### Job
Copy each line that has the string "Sales" somewhere in it.

Figure record extracts:
- - - - - - -

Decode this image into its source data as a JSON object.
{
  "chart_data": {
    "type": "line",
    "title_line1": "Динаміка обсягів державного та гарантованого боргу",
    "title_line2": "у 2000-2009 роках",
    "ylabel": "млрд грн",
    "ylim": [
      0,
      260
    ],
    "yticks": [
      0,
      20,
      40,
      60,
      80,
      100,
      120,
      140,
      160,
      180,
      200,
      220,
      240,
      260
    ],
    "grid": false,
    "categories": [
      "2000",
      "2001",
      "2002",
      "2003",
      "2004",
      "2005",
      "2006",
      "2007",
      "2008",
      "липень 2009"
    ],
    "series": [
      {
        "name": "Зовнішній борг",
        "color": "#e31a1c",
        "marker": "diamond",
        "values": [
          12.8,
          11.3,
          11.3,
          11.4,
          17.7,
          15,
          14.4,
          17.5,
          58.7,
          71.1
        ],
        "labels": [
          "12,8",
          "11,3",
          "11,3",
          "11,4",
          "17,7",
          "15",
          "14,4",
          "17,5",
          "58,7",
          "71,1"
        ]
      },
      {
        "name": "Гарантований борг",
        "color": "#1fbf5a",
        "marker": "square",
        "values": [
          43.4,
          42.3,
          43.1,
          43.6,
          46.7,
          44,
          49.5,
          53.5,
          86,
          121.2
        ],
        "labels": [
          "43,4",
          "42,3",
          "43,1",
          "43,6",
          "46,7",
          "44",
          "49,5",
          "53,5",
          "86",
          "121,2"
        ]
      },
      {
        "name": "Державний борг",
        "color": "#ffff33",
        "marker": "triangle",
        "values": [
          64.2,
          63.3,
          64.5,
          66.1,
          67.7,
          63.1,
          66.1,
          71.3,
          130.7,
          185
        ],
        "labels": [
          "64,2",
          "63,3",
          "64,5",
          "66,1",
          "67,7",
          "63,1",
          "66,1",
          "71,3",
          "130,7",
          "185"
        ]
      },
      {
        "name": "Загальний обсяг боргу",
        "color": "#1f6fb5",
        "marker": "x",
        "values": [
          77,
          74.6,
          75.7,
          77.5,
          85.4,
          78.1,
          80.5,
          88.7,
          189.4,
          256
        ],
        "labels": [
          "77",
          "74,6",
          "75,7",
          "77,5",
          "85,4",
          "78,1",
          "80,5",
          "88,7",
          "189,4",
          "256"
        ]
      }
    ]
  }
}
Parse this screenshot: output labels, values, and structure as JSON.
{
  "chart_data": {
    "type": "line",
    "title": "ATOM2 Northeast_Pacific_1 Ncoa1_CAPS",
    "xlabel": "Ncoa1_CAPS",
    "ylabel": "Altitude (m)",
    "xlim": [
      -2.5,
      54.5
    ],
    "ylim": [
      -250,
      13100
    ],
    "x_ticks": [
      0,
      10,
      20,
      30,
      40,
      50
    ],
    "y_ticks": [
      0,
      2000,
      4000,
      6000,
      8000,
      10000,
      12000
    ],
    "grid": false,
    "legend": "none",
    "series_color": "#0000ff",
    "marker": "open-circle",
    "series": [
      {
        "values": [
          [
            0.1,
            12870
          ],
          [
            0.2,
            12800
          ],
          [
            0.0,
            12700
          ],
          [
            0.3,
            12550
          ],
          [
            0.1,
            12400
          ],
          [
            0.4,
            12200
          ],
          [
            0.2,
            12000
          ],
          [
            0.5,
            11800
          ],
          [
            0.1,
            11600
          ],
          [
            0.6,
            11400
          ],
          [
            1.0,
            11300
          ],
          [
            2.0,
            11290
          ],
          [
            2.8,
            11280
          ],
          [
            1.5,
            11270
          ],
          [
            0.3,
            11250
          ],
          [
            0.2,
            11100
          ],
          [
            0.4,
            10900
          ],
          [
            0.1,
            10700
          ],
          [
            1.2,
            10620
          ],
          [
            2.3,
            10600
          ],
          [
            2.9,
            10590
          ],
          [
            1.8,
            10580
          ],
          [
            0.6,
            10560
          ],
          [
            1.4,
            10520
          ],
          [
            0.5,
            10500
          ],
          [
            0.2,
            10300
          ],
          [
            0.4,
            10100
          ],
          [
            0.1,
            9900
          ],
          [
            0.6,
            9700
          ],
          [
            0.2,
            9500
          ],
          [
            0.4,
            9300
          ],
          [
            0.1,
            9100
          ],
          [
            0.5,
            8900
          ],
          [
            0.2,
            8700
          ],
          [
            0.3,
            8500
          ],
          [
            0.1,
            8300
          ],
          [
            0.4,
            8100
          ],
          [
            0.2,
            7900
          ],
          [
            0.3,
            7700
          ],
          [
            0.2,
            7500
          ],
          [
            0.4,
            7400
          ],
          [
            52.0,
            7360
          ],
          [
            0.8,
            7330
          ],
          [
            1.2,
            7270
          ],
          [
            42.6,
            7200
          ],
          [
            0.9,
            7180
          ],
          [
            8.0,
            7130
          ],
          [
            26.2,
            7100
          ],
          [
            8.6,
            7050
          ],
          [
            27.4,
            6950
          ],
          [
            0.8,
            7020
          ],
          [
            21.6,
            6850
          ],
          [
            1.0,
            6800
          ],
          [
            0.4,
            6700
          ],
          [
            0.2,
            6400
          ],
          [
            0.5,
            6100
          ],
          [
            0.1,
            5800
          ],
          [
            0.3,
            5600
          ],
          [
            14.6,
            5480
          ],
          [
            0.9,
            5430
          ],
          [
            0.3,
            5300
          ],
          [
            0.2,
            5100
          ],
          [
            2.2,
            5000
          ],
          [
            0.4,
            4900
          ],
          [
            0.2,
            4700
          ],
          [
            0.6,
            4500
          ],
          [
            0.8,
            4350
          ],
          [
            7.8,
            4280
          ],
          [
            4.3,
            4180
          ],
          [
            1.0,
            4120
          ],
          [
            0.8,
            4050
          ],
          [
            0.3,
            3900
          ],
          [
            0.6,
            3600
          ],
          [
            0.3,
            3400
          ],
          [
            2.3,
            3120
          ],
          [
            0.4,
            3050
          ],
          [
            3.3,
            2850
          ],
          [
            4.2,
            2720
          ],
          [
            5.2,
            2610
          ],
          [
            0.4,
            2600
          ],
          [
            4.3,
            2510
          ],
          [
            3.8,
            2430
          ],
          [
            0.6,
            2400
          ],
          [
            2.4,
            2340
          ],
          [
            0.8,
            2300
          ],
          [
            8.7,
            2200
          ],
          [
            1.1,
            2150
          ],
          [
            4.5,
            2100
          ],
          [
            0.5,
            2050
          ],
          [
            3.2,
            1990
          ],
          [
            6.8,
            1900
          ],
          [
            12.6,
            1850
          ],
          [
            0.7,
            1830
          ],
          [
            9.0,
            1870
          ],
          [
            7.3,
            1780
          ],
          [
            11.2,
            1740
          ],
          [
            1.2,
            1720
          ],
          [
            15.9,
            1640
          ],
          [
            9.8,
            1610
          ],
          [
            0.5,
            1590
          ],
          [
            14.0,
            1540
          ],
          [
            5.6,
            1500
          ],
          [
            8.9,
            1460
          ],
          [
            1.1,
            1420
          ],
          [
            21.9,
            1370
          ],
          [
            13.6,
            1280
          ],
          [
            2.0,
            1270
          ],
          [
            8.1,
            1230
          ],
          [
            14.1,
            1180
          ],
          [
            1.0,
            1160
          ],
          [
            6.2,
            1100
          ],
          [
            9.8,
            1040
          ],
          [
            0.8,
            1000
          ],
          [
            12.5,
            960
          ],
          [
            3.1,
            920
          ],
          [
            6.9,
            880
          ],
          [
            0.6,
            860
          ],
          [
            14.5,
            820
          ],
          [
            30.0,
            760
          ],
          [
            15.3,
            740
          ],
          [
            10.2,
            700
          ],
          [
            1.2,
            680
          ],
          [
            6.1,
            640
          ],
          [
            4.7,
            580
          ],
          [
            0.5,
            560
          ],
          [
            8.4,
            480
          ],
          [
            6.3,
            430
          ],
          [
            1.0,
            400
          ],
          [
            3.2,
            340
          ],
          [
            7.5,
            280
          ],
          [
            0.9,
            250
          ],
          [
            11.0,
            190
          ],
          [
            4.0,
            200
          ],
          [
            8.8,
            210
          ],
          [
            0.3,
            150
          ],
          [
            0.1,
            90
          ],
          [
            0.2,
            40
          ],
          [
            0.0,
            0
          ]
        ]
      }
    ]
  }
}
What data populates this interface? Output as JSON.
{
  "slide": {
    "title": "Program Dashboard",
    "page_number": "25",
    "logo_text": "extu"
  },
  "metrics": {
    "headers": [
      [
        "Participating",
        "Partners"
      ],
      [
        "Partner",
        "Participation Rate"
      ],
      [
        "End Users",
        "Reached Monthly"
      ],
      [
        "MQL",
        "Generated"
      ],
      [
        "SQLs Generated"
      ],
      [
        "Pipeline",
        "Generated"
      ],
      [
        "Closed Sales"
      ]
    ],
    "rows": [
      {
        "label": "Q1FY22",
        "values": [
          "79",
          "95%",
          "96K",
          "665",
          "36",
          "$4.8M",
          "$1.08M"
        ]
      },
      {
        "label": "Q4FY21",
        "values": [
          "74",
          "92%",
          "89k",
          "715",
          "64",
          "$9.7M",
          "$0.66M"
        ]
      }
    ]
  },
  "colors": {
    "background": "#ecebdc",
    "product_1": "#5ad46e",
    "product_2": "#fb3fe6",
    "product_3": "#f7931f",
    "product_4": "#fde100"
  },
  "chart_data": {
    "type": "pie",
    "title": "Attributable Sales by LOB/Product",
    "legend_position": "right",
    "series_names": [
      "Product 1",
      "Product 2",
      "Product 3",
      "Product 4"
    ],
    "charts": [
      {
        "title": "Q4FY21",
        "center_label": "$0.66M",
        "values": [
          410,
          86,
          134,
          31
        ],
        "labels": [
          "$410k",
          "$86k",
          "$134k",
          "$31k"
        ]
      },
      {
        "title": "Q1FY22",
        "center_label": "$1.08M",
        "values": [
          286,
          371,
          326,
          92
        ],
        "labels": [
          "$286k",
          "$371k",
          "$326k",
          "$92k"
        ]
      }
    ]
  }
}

- - - - - - -

### Response
        "Closed Sales"
    "title": "Attributable Sales by LOB/Product",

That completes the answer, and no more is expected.